• **GIVEN INSTRUCTION**
Scan the data below and pick out the lines containing the word "color".

-- start of INPUT FOR THIS TASK --

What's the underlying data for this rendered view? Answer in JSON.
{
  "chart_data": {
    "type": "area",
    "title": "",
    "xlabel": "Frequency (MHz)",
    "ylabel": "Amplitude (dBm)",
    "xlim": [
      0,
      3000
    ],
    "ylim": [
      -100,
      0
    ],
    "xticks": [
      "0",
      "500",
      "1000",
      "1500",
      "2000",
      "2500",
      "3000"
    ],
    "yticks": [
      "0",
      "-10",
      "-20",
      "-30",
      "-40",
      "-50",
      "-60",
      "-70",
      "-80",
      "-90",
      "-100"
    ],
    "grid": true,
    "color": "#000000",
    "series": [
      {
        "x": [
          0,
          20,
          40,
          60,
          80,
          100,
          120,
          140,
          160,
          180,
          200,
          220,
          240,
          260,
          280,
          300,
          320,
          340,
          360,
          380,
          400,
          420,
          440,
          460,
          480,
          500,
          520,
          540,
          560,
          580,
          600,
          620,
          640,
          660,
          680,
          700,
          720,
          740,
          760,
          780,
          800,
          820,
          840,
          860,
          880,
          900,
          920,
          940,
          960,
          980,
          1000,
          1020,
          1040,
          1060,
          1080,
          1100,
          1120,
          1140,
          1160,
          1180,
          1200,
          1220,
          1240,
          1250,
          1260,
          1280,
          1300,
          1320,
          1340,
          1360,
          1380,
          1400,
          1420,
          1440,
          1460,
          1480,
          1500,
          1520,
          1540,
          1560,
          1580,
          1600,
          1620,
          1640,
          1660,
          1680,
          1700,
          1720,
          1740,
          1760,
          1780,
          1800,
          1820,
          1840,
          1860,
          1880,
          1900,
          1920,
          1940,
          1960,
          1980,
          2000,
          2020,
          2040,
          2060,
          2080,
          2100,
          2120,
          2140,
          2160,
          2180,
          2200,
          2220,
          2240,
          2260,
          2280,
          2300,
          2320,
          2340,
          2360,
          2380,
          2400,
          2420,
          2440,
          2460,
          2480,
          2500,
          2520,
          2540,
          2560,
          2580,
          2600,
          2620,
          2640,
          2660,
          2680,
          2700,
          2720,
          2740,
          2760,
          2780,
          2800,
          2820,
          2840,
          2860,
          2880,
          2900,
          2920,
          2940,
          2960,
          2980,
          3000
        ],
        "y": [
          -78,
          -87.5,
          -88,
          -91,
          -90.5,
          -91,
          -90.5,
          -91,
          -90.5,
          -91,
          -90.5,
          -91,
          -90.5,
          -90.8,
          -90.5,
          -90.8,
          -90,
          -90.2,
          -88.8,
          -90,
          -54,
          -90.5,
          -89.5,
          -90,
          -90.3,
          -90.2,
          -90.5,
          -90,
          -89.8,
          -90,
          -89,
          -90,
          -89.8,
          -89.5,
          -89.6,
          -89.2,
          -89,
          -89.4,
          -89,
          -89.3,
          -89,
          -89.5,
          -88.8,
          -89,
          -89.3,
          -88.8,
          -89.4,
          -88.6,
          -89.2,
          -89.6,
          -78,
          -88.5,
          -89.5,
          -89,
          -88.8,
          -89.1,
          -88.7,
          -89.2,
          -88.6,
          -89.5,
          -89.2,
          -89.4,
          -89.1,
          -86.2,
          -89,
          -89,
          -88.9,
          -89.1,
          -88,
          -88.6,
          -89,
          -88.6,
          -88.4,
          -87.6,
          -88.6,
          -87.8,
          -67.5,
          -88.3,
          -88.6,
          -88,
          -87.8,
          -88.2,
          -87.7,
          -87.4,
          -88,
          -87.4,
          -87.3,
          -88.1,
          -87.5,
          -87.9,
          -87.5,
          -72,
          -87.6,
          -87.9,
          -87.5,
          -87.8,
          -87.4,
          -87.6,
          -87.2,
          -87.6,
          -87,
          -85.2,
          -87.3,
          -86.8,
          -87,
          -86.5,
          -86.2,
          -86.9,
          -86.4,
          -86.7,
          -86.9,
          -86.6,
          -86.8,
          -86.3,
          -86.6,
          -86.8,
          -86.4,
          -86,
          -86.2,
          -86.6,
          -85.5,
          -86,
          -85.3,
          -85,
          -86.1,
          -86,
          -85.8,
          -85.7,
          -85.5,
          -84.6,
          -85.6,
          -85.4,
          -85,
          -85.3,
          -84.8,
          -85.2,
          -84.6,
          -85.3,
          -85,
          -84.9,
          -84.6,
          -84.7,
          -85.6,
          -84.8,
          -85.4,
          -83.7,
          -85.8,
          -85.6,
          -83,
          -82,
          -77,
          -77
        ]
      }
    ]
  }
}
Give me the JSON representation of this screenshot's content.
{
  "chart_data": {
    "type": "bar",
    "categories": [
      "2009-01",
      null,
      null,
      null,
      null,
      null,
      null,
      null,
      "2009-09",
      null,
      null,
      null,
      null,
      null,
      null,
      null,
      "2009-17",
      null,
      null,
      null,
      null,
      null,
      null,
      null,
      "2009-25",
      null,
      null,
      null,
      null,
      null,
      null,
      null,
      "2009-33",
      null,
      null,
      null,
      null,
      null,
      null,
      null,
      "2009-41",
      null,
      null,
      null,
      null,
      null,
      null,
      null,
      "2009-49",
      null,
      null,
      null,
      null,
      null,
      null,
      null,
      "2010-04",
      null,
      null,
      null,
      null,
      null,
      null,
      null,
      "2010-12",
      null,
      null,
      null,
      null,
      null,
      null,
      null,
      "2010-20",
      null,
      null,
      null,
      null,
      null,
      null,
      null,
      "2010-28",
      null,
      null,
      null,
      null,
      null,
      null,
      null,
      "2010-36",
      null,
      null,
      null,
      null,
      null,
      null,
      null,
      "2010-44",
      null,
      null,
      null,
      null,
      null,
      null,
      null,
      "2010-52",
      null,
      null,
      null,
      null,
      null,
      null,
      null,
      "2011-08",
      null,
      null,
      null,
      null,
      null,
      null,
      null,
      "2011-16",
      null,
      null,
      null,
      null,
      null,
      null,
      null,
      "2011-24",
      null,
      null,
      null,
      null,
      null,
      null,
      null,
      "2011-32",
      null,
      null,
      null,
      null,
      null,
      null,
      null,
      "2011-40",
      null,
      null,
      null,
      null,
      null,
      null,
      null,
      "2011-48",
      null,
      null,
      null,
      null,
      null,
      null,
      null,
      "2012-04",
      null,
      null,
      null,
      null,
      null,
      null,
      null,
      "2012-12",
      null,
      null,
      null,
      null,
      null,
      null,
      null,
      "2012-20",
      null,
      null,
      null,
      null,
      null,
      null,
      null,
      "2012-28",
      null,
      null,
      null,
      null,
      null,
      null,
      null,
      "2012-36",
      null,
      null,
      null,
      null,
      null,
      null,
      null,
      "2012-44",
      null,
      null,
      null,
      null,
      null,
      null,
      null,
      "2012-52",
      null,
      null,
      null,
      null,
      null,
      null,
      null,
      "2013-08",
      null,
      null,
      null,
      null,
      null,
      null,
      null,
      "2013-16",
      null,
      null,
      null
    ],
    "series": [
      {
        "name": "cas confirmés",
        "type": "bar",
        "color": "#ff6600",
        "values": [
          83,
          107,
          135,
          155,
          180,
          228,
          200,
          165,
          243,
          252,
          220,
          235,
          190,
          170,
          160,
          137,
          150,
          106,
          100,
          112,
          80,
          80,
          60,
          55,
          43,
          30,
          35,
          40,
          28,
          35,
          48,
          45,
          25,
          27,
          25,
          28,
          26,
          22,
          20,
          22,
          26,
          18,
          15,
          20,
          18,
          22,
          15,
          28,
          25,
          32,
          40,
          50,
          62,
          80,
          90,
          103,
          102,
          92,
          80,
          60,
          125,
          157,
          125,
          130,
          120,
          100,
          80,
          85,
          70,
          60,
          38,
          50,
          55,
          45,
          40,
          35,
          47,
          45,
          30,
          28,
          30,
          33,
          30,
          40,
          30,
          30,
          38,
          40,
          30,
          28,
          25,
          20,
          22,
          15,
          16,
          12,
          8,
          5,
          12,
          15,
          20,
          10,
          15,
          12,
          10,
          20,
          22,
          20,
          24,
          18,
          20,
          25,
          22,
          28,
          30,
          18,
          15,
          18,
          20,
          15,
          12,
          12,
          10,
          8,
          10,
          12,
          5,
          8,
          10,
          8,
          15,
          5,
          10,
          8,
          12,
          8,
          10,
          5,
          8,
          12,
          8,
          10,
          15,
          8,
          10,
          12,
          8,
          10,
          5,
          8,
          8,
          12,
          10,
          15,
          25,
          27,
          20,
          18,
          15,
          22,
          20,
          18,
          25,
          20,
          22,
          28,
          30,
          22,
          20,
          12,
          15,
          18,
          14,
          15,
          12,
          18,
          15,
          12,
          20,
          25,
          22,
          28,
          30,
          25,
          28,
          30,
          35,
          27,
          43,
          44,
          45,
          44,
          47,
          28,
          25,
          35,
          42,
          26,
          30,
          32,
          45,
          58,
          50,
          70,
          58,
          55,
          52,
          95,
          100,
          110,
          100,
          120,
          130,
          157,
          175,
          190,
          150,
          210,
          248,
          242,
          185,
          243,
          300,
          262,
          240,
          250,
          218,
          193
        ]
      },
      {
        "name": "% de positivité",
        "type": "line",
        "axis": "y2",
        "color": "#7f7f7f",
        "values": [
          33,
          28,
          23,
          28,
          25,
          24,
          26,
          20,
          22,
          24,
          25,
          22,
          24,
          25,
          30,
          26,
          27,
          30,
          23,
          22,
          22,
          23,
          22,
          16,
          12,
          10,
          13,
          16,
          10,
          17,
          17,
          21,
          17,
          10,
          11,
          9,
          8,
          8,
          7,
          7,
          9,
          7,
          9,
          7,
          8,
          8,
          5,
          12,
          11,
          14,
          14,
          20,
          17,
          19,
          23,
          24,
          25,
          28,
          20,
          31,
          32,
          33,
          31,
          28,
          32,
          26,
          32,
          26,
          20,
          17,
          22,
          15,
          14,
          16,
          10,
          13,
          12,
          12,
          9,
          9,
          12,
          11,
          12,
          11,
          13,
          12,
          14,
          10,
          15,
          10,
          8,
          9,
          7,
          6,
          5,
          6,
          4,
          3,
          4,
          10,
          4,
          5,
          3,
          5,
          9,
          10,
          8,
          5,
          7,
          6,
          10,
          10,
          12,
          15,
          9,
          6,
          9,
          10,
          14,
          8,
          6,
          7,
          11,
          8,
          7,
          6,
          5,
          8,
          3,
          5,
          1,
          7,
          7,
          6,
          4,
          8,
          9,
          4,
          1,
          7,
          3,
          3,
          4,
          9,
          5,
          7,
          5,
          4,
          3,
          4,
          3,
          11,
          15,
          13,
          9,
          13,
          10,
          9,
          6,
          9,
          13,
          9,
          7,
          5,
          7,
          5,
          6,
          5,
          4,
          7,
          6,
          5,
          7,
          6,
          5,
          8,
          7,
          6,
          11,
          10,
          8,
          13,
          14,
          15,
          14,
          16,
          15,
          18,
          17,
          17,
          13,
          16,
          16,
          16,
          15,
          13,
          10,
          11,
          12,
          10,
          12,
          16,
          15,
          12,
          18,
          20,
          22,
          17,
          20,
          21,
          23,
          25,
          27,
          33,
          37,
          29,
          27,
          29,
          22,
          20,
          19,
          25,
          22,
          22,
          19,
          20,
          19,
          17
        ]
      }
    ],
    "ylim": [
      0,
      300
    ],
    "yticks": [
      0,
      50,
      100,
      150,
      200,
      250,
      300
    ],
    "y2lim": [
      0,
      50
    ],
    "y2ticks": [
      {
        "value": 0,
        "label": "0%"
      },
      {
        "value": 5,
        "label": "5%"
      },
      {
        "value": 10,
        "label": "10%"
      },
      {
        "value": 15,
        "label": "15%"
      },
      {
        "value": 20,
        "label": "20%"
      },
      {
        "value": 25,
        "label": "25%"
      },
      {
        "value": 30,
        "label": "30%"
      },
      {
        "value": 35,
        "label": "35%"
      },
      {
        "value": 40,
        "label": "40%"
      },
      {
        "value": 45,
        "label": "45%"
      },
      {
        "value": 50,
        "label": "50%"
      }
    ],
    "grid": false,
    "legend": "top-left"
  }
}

-- end of INPUT FOR THIS TASK --

• **TASK SOLUTION**
    "color": "#000000",
        "color": "#ff6600",
        "color": "#7f7f7f",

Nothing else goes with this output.